Data entries:
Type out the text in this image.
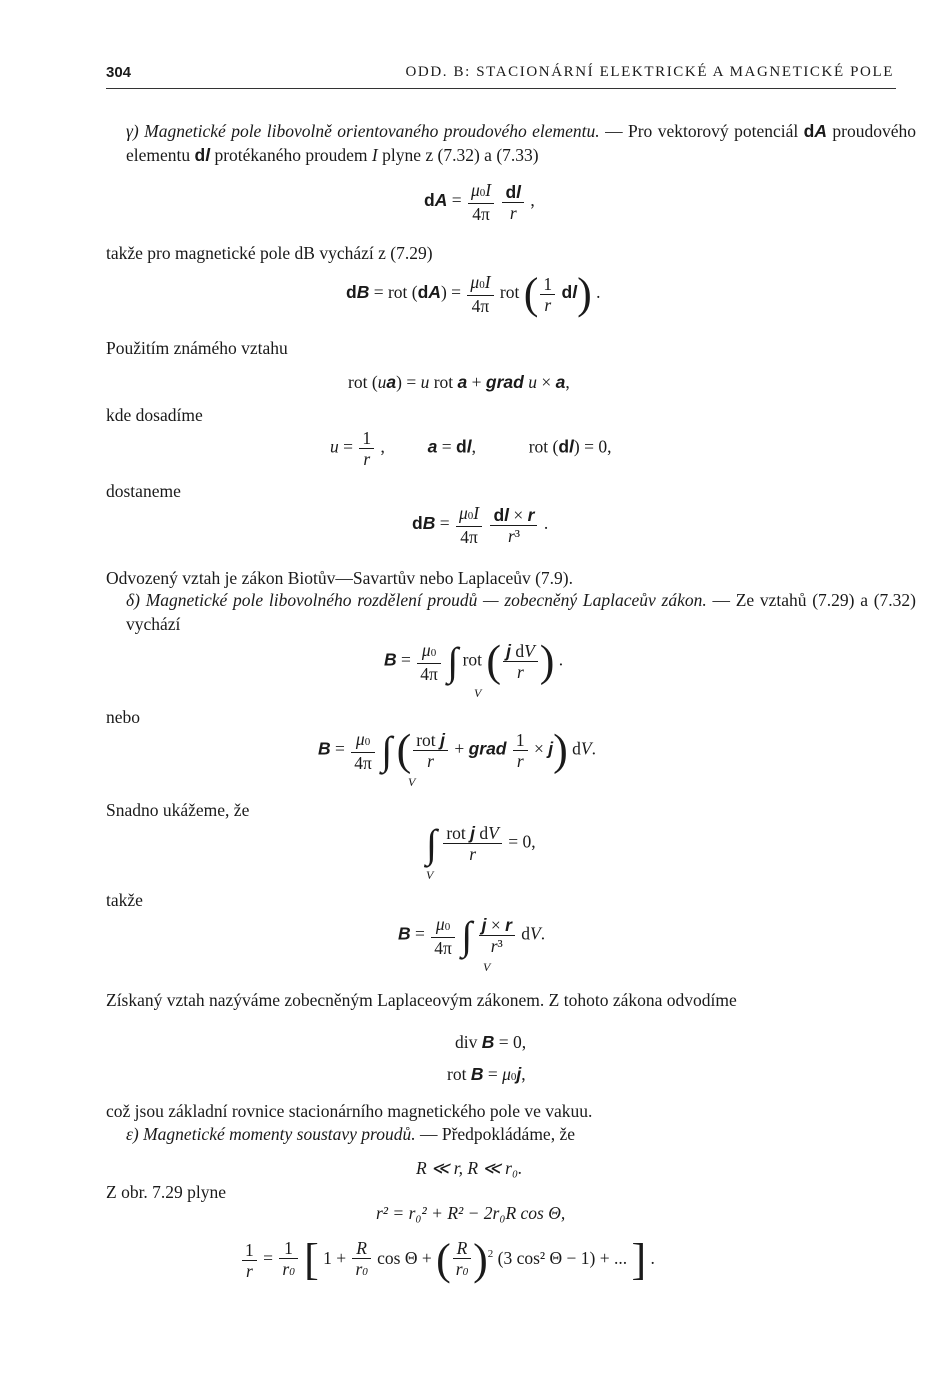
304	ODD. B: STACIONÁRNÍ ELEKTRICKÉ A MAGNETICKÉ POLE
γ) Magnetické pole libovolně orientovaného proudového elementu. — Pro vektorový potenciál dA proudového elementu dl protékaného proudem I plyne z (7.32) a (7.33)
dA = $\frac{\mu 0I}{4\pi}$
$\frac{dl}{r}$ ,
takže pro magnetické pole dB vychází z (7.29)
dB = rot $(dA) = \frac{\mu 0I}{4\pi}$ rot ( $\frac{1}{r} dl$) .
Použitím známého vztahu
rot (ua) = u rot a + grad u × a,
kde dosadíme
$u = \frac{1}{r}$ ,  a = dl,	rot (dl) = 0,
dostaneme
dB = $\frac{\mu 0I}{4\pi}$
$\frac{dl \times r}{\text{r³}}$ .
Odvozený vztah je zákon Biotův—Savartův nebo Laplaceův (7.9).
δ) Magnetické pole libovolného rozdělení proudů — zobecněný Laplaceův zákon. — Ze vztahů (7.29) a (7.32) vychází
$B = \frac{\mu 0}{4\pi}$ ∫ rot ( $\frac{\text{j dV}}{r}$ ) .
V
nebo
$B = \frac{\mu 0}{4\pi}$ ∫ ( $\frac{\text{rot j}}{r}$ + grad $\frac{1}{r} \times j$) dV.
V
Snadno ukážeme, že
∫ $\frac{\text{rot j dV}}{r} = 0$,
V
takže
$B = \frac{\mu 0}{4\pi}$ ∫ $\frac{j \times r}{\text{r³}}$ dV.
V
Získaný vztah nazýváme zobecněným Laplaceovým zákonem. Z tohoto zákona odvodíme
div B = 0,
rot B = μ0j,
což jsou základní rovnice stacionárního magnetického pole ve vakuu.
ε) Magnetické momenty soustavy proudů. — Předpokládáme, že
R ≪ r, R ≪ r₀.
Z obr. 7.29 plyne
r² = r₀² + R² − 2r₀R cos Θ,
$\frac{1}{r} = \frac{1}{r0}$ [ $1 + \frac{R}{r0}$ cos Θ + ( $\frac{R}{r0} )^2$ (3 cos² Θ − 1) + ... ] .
* * *
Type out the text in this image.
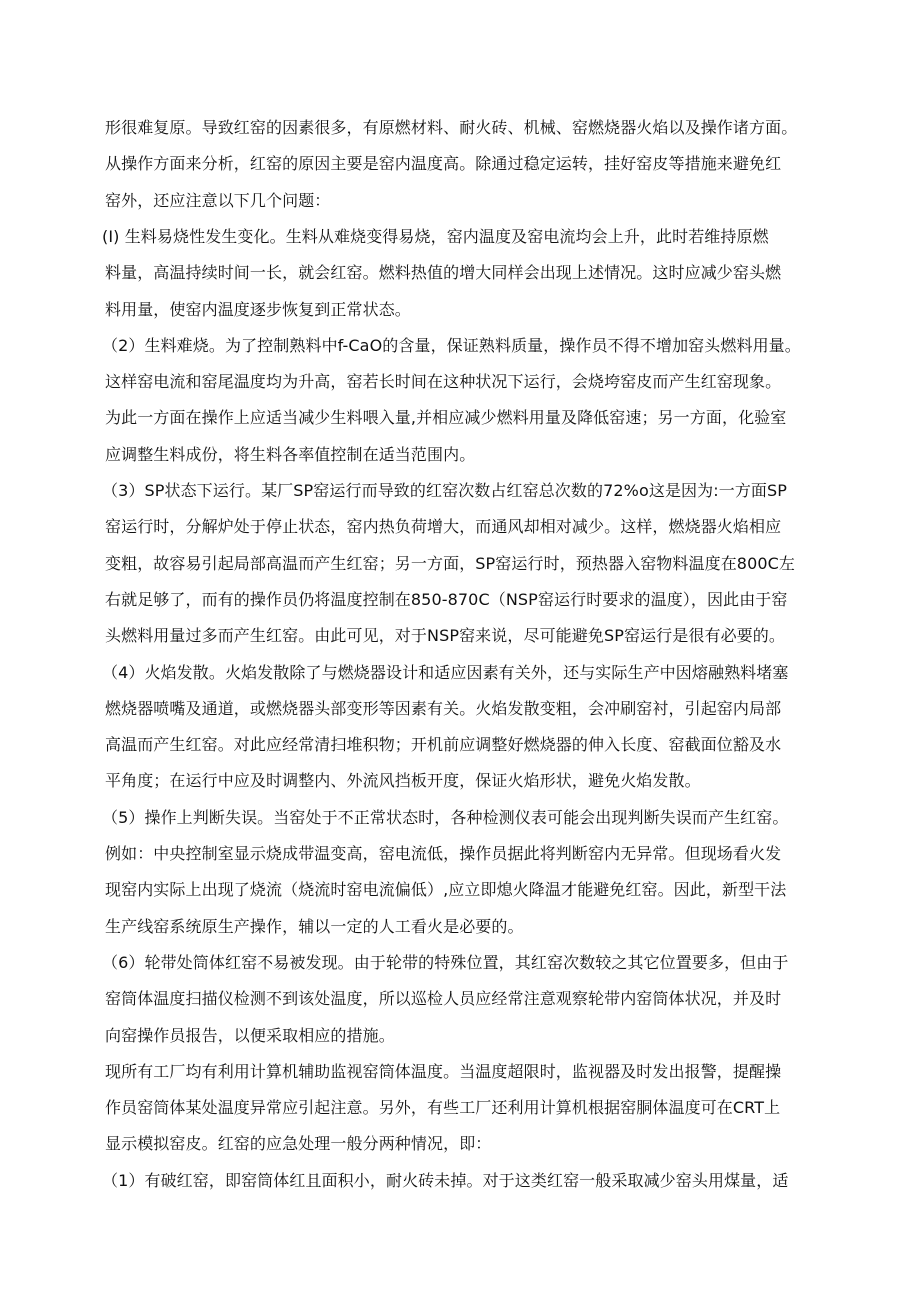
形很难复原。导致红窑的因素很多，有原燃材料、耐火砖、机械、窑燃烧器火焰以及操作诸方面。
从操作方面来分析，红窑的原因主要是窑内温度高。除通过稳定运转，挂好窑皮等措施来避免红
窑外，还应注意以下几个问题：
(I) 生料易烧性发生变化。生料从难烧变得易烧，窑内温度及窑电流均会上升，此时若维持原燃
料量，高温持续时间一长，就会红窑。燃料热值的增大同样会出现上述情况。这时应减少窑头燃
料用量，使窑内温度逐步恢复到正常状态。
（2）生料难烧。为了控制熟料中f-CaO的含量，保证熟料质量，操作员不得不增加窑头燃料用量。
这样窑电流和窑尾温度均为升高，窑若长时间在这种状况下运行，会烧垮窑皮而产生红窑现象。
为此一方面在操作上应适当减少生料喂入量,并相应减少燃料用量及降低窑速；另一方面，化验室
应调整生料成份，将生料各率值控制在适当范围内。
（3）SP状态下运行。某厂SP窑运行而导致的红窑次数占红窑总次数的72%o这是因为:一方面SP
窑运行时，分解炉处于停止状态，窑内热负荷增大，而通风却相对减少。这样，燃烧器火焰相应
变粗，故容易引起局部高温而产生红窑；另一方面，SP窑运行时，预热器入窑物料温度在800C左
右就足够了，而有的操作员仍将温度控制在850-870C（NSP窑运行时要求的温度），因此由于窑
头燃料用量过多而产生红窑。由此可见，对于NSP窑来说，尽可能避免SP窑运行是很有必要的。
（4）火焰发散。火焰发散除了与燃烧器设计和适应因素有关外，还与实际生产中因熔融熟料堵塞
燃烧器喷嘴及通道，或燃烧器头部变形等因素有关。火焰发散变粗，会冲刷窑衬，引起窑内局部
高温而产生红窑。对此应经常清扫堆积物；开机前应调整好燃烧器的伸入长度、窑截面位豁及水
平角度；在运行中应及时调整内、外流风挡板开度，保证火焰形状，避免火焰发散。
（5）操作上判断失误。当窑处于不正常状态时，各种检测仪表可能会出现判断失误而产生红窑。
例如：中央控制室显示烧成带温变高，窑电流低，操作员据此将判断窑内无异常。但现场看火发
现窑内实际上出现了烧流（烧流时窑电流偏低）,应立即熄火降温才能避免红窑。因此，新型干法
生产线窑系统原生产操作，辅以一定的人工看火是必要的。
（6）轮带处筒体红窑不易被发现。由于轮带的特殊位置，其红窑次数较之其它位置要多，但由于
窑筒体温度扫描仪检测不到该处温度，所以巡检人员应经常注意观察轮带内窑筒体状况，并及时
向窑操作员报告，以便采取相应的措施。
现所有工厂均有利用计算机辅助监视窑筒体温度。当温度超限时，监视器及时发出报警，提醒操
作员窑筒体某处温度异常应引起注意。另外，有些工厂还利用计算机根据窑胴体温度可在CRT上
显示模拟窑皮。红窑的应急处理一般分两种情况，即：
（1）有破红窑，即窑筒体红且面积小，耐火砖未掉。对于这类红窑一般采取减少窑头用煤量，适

Exercise instructions> Check each line in the records for the word "Laplaceův" and say how many have it, with nothing else.

Solved problem> 2